Filter the records below for the word "einfacher". Copy each line that holds it.

## BEGIN Records provided

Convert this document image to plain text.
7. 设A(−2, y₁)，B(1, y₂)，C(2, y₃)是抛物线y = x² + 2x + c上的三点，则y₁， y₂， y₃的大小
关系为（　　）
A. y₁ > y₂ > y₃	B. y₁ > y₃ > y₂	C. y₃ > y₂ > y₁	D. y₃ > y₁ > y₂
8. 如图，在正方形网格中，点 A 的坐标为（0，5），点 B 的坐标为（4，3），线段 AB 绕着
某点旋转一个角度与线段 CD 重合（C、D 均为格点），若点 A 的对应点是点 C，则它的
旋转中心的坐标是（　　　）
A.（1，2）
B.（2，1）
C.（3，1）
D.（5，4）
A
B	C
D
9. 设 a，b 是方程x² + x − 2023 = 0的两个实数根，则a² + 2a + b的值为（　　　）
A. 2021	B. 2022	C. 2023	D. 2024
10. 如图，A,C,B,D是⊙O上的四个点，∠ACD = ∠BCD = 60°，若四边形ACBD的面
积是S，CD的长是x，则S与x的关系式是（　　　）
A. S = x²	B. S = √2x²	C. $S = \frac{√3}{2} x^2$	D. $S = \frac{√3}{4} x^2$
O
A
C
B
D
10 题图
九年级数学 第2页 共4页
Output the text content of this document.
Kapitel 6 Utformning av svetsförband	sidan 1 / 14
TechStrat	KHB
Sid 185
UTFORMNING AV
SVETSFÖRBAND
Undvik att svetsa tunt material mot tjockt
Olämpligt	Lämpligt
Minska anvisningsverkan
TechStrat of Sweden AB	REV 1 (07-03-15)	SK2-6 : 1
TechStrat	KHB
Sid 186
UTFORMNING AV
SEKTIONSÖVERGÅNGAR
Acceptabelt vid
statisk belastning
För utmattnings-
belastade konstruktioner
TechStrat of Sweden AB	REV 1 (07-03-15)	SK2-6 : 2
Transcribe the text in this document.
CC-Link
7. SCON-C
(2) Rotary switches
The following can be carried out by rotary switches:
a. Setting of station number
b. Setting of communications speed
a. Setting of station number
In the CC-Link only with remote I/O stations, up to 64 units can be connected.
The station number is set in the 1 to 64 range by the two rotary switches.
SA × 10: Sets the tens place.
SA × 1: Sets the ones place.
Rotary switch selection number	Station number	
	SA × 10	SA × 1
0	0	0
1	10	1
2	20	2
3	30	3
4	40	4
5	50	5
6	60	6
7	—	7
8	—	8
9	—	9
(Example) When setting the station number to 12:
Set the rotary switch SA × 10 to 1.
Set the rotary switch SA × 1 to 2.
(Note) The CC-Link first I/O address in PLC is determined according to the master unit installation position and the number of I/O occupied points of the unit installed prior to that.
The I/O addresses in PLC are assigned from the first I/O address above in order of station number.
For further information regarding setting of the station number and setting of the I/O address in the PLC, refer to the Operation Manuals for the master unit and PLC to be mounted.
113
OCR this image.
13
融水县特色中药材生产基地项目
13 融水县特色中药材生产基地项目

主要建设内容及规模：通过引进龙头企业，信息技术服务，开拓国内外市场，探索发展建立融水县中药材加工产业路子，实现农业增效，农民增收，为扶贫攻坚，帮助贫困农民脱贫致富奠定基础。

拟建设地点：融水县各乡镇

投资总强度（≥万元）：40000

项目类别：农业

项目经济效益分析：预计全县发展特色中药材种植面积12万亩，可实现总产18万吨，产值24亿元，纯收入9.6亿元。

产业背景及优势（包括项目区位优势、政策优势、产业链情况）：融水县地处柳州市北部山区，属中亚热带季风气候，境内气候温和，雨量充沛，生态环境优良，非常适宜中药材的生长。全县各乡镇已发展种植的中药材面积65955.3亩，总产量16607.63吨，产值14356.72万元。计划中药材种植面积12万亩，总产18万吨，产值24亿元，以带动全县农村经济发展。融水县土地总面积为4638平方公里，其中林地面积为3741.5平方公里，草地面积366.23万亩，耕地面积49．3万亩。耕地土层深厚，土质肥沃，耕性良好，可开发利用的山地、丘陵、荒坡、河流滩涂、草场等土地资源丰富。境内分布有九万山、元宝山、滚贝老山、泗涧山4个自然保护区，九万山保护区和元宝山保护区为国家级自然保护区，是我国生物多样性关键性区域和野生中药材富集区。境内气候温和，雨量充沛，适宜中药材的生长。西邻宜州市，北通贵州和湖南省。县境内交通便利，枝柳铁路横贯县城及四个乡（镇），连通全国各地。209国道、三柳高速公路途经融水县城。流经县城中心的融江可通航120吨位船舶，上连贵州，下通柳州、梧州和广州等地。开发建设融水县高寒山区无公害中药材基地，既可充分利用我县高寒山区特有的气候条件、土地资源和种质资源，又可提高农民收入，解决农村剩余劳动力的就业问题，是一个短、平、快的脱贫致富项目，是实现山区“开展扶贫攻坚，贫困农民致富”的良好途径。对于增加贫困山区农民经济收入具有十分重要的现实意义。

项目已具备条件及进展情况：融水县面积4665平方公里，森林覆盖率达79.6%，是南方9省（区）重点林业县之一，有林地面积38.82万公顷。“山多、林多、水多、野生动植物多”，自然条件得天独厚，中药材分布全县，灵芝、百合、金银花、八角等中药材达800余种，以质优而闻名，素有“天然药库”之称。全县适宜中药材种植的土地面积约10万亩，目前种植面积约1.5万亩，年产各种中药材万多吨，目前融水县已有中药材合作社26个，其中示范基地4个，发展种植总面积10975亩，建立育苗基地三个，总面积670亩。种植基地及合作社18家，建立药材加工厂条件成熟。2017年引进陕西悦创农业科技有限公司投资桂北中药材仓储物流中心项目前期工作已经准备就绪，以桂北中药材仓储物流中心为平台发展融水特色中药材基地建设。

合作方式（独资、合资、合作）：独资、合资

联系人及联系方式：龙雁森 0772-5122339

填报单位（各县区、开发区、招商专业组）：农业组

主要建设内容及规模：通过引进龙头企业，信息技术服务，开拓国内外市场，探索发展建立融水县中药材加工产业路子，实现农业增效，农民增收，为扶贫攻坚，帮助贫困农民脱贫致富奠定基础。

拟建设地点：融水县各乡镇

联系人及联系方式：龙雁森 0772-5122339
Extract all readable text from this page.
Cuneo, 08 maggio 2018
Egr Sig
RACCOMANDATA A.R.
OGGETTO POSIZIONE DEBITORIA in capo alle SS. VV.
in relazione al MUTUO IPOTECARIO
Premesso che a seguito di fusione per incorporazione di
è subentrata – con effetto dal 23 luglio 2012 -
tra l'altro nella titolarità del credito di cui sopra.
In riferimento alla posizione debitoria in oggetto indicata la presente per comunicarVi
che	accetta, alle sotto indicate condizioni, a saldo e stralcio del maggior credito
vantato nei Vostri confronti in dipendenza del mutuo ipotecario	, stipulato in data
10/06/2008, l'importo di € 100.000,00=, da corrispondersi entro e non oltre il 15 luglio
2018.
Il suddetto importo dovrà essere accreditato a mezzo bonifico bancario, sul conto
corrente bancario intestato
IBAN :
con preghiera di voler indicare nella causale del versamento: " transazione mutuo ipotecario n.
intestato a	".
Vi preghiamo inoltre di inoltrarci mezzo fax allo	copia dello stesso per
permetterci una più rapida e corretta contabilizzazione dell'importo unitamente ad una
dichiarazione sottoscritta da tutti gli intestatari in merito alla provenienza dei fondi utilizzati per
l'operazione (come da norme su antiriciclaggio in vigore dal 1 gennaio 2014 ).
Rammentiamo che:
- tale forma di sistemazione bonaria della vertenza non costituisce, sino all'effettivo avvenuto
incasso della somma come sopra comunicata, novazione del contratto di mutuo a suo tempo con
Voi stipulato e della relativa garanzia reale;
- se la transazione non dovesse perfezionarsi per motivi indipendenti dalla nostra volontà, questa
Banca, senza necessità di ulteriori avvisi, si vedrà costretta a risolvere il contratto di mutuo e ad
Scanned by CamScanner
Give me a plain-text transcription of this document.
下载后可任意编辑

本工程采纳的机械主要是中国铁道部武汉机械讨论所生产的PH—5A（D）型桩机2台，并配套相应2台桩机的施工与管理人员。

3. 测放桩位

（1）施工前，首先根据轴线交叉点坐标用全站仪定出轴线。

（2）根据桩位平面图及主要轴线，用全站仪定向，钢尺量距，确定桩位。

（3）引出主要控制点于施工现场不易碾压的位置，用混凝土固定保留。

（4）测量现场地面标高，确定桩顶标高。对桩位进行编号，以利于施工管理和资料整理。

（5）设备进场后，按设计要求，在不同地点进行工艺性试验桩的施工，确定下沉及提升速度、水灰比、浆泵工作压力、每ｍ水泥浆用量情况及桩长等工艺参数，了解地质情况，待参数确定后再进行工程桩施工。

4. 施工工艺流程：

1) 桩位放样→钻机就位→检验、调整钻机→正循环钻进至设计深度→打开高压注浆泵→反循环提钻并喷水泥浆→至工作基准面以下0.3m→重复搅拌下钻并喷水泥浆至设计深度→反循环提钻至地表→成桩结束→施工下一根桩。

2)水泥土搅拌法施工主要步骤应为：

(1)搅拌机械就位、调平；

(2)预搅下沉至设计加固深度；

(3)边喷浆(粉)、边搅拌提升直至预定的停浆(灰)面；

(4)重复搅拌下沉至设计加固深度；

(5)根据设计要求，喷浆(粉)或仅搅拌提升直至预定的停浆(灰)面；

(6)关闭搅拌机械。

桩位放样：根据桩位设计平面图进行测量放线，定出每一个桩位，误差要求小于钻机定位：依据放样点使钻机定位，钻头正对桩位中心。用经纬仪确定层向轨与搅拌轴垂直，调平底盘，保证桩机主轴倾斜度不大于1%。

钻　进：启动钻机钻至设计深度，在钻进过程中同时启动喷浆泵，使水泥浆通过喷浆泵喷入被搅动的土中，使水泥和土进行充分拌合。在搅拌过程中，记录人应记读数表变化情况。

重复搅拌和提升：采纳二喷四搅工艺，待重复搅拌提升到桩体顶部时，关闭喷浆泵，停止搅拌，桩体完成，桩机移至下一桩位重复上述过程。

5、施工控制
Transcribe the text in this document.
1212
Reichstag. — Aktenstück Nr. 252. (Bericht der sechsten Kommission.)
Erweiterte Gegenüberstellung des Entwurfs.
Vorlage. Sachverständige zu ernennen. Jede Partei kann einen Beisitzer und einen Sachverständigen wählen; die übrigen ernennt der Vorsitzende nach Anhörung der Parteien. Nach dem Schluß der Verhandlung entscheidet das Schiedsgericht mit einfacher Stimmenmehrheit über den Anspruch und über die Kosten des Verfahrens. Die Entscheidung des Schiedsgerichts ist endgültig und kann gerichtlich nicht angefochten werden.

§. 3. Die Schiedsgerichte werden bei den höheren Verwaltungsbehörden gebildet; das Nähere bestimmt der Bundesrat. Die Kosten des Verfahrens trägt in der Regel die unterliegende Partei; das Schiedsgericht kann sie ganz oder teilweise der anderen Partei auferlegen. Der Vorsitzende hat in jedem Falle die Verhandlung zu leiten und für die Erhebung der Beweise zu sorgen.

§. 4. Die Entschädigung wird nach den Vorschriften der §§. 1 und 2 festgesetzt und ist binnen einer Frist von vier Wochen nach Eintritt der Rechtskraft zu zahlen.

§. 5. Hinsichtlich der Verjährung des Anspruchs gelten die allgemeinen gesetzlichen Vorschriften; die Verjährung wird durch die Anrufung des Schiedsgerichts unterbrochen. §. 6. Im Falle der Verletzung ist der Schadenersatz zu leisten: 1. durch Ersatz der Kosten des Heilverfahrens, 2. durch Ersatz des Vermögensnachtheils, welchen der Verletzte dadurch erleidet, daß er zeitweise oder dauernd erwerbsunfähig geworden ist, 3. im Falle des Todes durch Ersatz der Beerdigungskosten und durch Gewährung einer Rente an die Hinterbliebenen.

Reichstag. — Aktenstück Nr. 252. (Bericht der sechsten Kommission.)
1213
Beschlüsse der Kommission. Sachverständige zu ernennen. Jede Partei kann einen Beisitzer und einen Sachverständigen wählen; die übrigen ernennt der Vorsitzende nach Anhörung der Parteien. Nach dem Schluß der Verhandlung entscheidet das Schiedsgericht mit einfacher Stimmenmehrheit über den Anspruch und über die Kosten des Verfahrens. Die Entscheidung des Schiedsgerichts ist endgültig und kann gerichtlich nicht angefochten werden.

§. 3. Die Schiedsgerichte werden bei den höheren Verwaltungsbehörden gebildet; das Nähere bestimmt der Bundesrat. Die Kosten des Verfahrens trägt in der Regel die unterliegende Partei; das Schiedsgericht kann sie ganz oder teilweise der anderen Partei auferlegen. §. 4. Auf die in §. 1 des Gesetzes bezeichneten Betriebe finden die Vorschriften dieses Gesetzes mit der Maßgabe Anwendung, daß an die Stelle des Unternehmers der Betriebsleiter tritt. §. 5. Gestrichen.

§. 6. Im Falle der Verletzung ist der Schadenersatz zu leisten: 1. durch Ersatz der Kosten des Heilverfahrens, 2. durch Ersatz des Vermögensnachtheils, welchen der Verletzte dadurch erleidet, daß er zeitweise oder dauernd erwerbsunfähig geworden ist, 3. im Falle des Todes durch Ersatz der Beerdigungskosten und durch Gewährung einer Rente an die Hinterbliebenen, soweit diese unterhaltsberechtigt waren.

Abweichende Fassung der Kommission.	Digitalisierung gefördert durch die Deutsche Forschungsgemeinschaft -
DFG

## END Records provided

▶ Expected output
Vorlage. Sachverständige zu ernennen. Jede Partei kann einen Beisitzer und einen Sachverständigen wählen; die übrigen ernennt der Vorsitzende nach Anhörung der Parteien. Nach dem Schluß der Verhandlung entscheidet das Schiedsgericht mit einfacher Stimmenmehrheit über den Anspruch und über die Kosten des Verfahrens. Die Entscheidung des Schiedsgerichts ist endgültig und kann gerichtlich nicht angefochten werden.
Beschlüsse der Kommission. Sachverständige zu ernennen. Jede Partei kann einen Beisitzer und einen Sachverständigen wählen; die übrigen ernennt der Vorsitzende nach Anhörung der Parteien. Nach dem Schluß der Verhandlung entscheidet das Schiedsgericht mit einfacher Stimmenmehrheit über den Anspruch und über die Kosten des Verfahrens. Die Entscheidung des Schiedsgerichts ist endgültig und kann gerichtlich nicht angefochten werden.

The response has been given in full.